→ Exercise directions:
State only how many lines contain the string "document".

(Dataset entries)
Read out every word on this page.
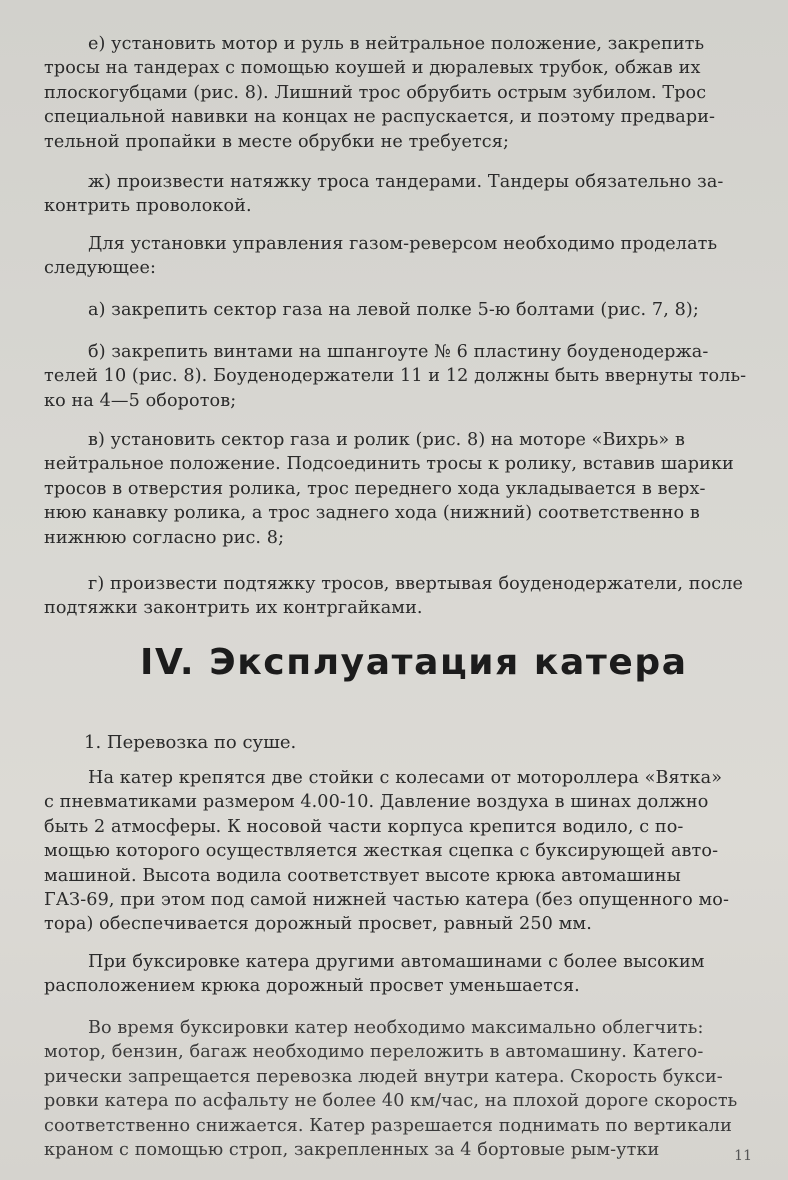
е) установить мотор и руль в нейтральное положение, закрепить
тросы на тандерах с помощью коушей и дюралевых трубок, обжав их
плоскогубцами (рис. 8). Лишний трос обрубить острым зубилом. Трос
специальной навивки на концах не распускается, и поэтому предвари-
тельной пропайки в месте обрубки не требуется;

ж) произвести натяжку троса тандерами. Тандеры обязательно за-
контрить проволокой.

Для установки управления газом-реверсом необходимо проделать
следующее:

а) закрепить сектор газа на левой полке 5-ю болтами (рис. 7, 8);

б) закрепить винтами на шпангоуте № 6 пластину боуденодержа-
телей 10 (рис. 8). Боуденодержатели 11 и 12 должны быть ввернуты толь-
ко на 4—5 оборотов;

в) установить сектор газа и ролик (рис. 8) на моторе «Вихрь» в
нейтральное положение. Подсоединить тросы к ролику, вставив шарики
тросов в отверстия ролика, трос переднего хода укладывается в верх-
нюю канавку ролика, а трос заднего хода (нижний) соответственно в
нижнюю согласно рис. 8;

г) произвести подтяжку тросов, ввертывая боуденодержатели, после
подтяжки законтрить их контргайками.

IV. Эксплуатация катера

1. Перевозка по суше.

На катер крепятся две стойки с колесами от мотороллера «Вятка»
с пневматиками размером 4.00-10. Давление воздуха в шинах должно
быть 2 атмосферы. К носовой части корпуса крепится водило, с по-
мощью которого осуществляется жесткая сцепка с буксирующей авто-
машиной. Высота водила соответствует высоте крюка автомашины
ГАЗ-69, при этом под самой нижней частью катера (без опущенного мо-
тора) обеспечивается дорожный просвет, равный 250 мм.

При буксировке катера другими автомашинами с более высоким
расположением крюка дорожный просвет уменьшается.

Во время буксировки катер необходимо максимально облегчить:
мотор, бензин, багаж необходимо переложить в автомашину. Катего-
рически запрещается перевозка людей внутри катера. Скорость букси-
ровки катера по асфальту не более 40 км/час, на плохой дороге скорость
соответственно снижается. Катер разрешается поднимать по вертикали
краном с помощью строп, закрепленных за 4 бортовые рым-утки	11
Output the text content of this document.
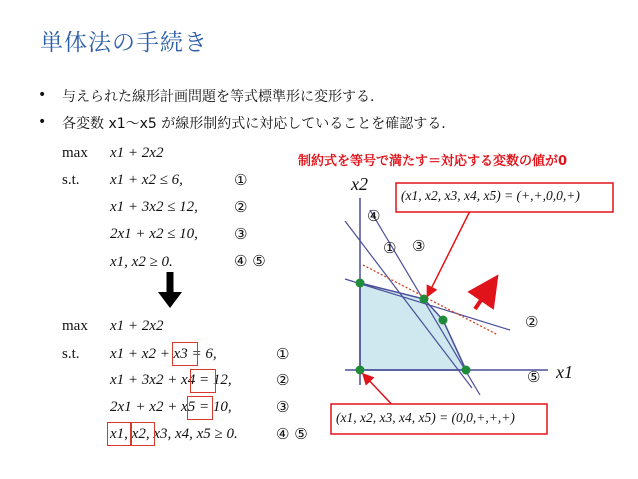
単体法の手続き
• 与えられた線形計画問題を等式標準形に変形する.
• 各変数 x1〜x5 が線形制約式に対応していることを確認する.
max x1 + 2x2
s.t. x1 + x2 ≤ 6,	①
x1 + 3x2 ≤ 12, ②
2x1 + x2 ≤ 10, ③
x1, x2 ≥ 0.	④ ⑤
max x1 + 2x2
s.t. x1 + x2 + x3 = 6,	①
x1 + 3x2 + x4 = 12,	②
2x1 + x2 + x5 = 10,	③
x1, x2, x3, x4, x5 ≥ 0.	④ ⑤
制約式を等号で満たす＝対応する変数の値が0
x2
x1
①
②
③
④
⑤
(x1, x2, x3, x4, x5) = (+,+,0,0,+)
(x1, x2, x3, x4, x5) = (0,0,+,+,+)
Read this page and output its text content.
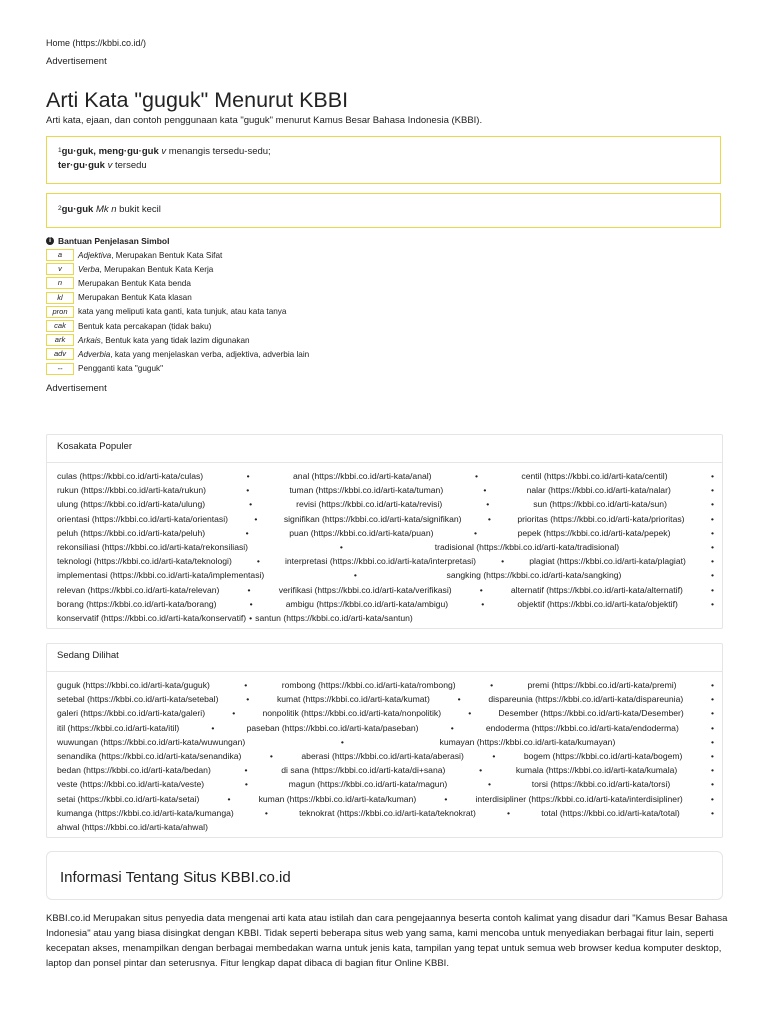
Home (https://kbbi.co.id/)
Advertisement
Arti Kata "guguk" Menurut KBBI
Arti kata, ejaan, dan contoh penggunaan kata "guguk" menurut Kamus Besar Bahasa Indonesia (KBBI).
$^1$gu·guk, meng·gu·guk v menangis tersedu-sedu;
ter·gu·guk v tersedu
$^2$gu·guk Mk n bukit kecil
i Bantuan Penjelasan Simbol
a	Adjektiva, Merupakan Bentuk Kata Sifat
v	Verba, Merupakan Bentuk Kata Kerja
n	Merupakan Bentuk Kata benda
kl	Merupakan Bentuk Kata klasan
pron	kata yang meliputi kata ganti, kata tunjuk, atau kata tanya
cak	Bentuk kata percakapan (tidak baku)
ark	Arkais, Bentuk kata yang tidak lazim digunakan
adv	Adverbia, kata yang menjelaskan verba, adjektiva, adverbia lain
--	Pengganti kata "guguk"
Advertisement
Kosakata Populer
culas (https://kbbi.co.id/arti-kata/culas)	•	anal (https://kbbi.co.id/arti-kata/anal)	•	centil (https://kbbi.co.id/arti-kata/centil)	•
rukun (https://kbbi.co.id/arti-kata/rukun)	•	tuman (https://kbbi.co.id/arti-kata/tuman)	•	nalar (https://kbbi.co.id/arti-kata/nalar)	•
ulung (https://kbbi.co.id/arti-kata/ulung)	•	revisi (https://kbbi.co.id/arti-kata/revisi)	•	sun (https://kbbi.co.id/arti-kata/sun)	•
orientasi (https://kbbi.co.id/arti-kata/orientasi)	•	signifikan (https://kbbi.co.id/arti-kata/signifikan)	•	prioritas (https://kbbi.co.id/arti-kata/prioritas)	•
peluh (https://kbbi.co.id/arti-kata/peluh)	•	puan (https://kbbi.co.id/arti-kata/puan)	•	pepek (https://kbbi.co.id/arti-kata/pepek)	•
rekonsiliasi (https://kbbi.co.id/arti-kata/rekonsiliasi)	•	tradisional (https://kbbi.co.id/arti-kata/tradisional)	•
teknologi (https://kbbi.co.id/arti-kata/teknologi)	•	interpretasi (https://kbbi.co.id/arti-kata/interpretasi)	•	plagiat (https://kbbi.co.id/arti-kata/plagiat)	•
implementasi (https://kbbi.co.id/arti-kata/implementasi)	•	sangking (https://kbbi.co.id/arti-kata/sangking)	•
relevan (https://kbbi.co.id/arti-kata/relevan)	•	verifikasi (https://kbbi.co.id/arti-kata/verifikasi)	•	alternatif (https://kbbi.co.id/arti-kata/alternatif)	•
borang (https://kbbi.co.id/arti-kata/borang)	•	ambigu (https://kbbi.co.id/arti-kata/ambigu)	•	objektif (https://kbbi.co.id/arti-kata/objektif)	•
konservatif (https://kbbi.co.id/arti-kata/konservatif) • santun (https://kbbi.co.id/arti-kata/santun)
Sedang Dilihat
guguk (https://kbbi.co.id/arti-kata/guguk)	•	rombong (https://kbbi.co.id/arti-kata/rombong)	•	premi (https://kbbi.co.id/arti-kata/premi)	•
setebal (https://kbbi.co.id/arti-kata/setebal)	•	kumat (https://kbbi.co.id/arti-kata/kumat)	•	dispareunia (https://kbbi.co.id/arti-kata/dispareunia)	•
galeri (https://kbbi.co.id/arti-kata/galeri)	•	nonpolitik (https://kbbi.co.id/arti-kata/nonpolitik)	•	Desember (https://kbbi.co.id/arti-kata/Desember)	•
itil (https://kbbi.co.id/arti-kata/itil)	•	paseban (https://kbbi.co.id/arti-kata/paseban)	•	endoderma (https://kbbi.co.id/arti-kata/endoderma)	•
wuwungan (https://kbbi.co.id/arti-kata/wuwungan)	•	kumayan (https://kbbi.co.id/arti-kata/kumayan)	•
senandika (https://kbbi.co.id/arti-kata/senandika)	•	aberasi (https://kbbi.co.id/arti-kata/aberasi)	•	bogem (https://kbbi.co.id/arti-kata/bogem)	•
bedan (https://kbbi.co.id/arti-kata/bedan)	•	di sana (https://kbbi.co.id/arti-kata/di+sana)	•	kumala (https://kbbi.co.id/arti-kata/kumala)	•
veste (https://kbbi.co.id/arti-kata/veste)	•	magun (https://kbbi.co.id/arti-kata/magun)	•	torsi (https://kbbi.co.id/arti-kata/torsi)	•
setai (https://kbbi.co.id/arti-kata/setai)	•	kuman (https://kbbi.co.id/arti-kata/kuman)	•	interdisipliner (https://kbbi.co.id/arti-kata/interdisipliner)	•
kumanga (https://kbbi.co.id/arti-kata/kumanga)	•	teknokrat (https://kbbi.co.id/arti-kata/teknokrat)	•	total (https://kbbi.co.id/arti-kata/total)	•
ahwal (https://kbbi.co.id/arti-kata/ahwal)
Informasi Tentang Situs KBBI.co.id
KBBI.co.id Merupakan situs penyedia data mengenai arti kata atau istilah dan cara pengejaannya beserta contoh kalimat yang disadur dari "Kamus Besar Bahasa Indonesia" atau yang biasa disingkat dengan KBBI. Tidak seperti beberapa situs web yang sama, kami mencoba untuk menyediakan berbagai fitur lain, seperti kecepatan akses, menampilkan dengan berbagai membedakan warna untuk jenis kata, tampilan yang tepat untuk semua web browser kedua komputer desktop, laptop dan ponsel pintar dan seterusnya. Fitur lengkap dapat dibaca di bagian fitur Online KBBI.
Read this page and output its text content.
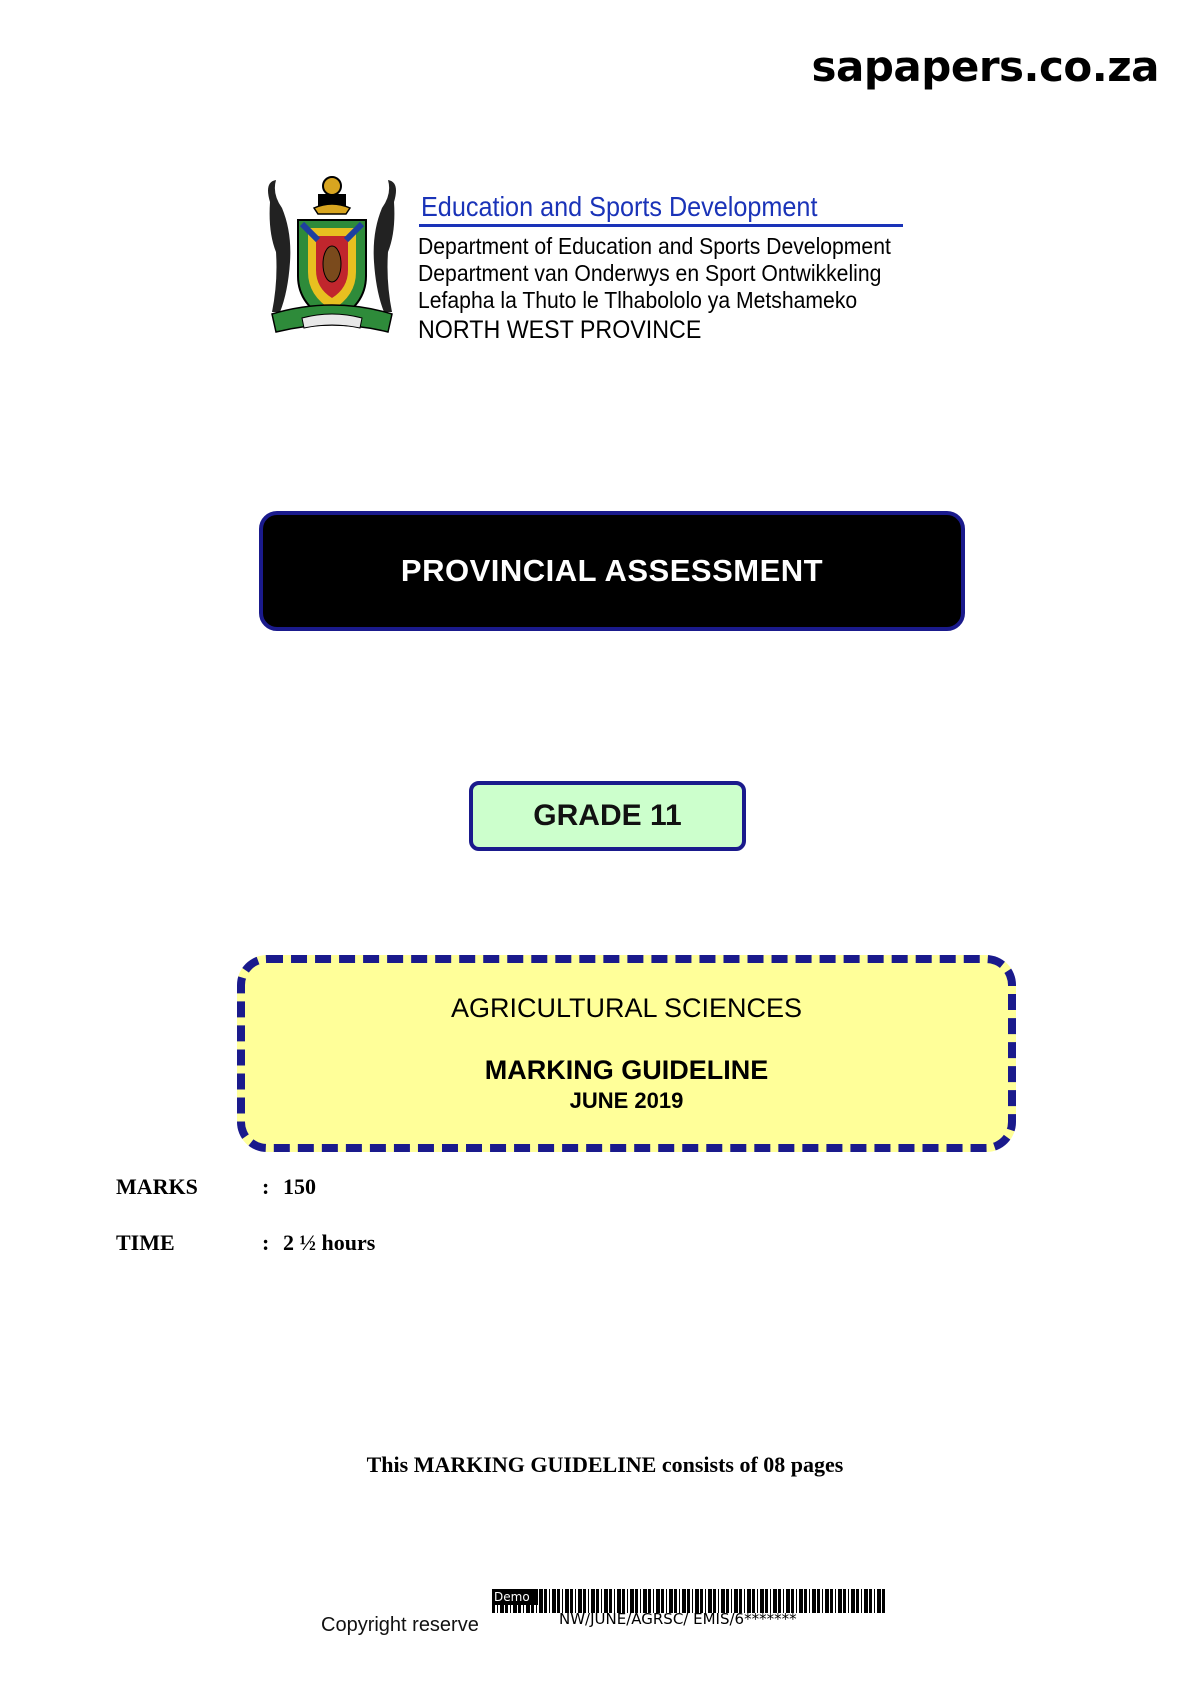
sapapers.co.za
Education and Sports Development
Department of Education and Sports Development
Department van Onderwys en Sport Ontwikkeling
Lefapha la Thuto le Tlhabololo ya Metshameko
NORTH WEST PROVINCE
PROVINCIAL ASSESSMENT
GRADE 11
AGRICULTURAL SCIENCES
MARKING GUIDELINE
JUNE 2019
MARKS	: 150
TIME	: 2 ½ hours
This MARKING GUIDELINE consists of 08 pages
Demo
Copyright reserve	NW/JUNE/AGRSC/ EMIS/6*******
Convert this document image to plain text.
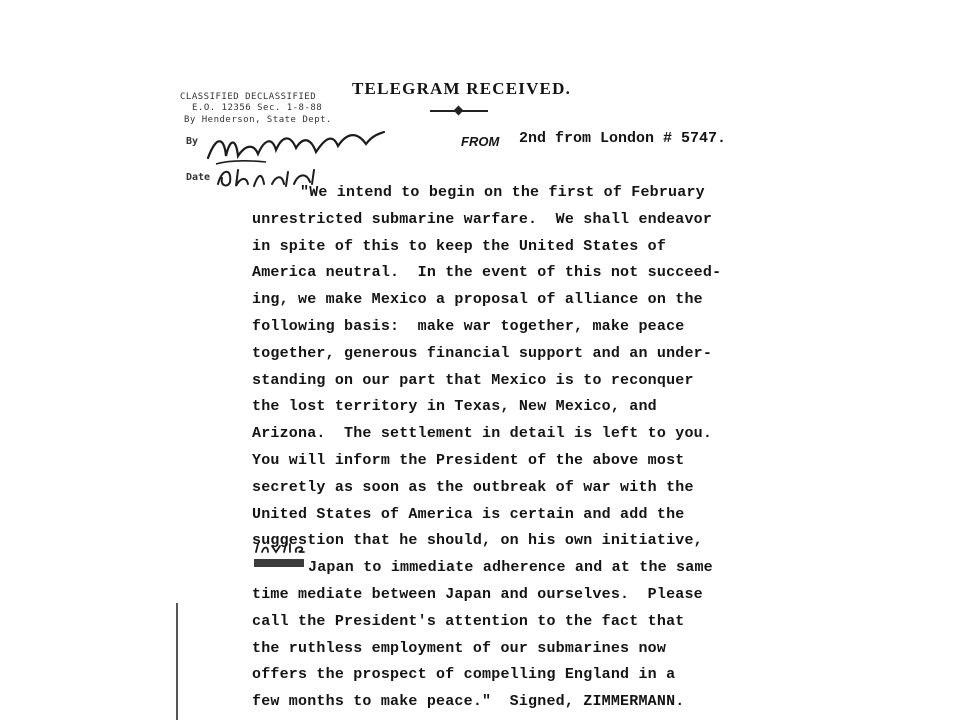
CLASSIFIED DECLASSIFIED
E.O. 12356 Sec. 1-8-88
By Henderson, State Dept.
By
Date
TELEGRAM RECEIVED.
FROM 2nd from London # 5747.
"We intend to begin on the first of February
unrestricted submarine warfare.  We shall endeavor
in spite of this to keep the United States of
America neutral.  In the event of this not succeed-
ing, we make Mexico a proposal of alliance on the
following basis:  make war together, make peace
together, generous financial support and an under-
standing on our part that Mexico is to reconquer
the lost territory in Texas, New Mexico, and
Arizona.  The settlement in detail is left to you.
You will inform the President of the above most
secretly as soon as the outbreak of war with the
United States of America is certain and add the
suggestion that he should, on his own initiative,
Japan to immediate adherence and at the same
time mediate between Japan and ourselves.  Please
call the President's attention to the fact that
the ruthless employment of our submarines now
offers the prospect of compelling England in a
few months to make peace."  Signed, ZIMMERMANN.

→ Task answer:
2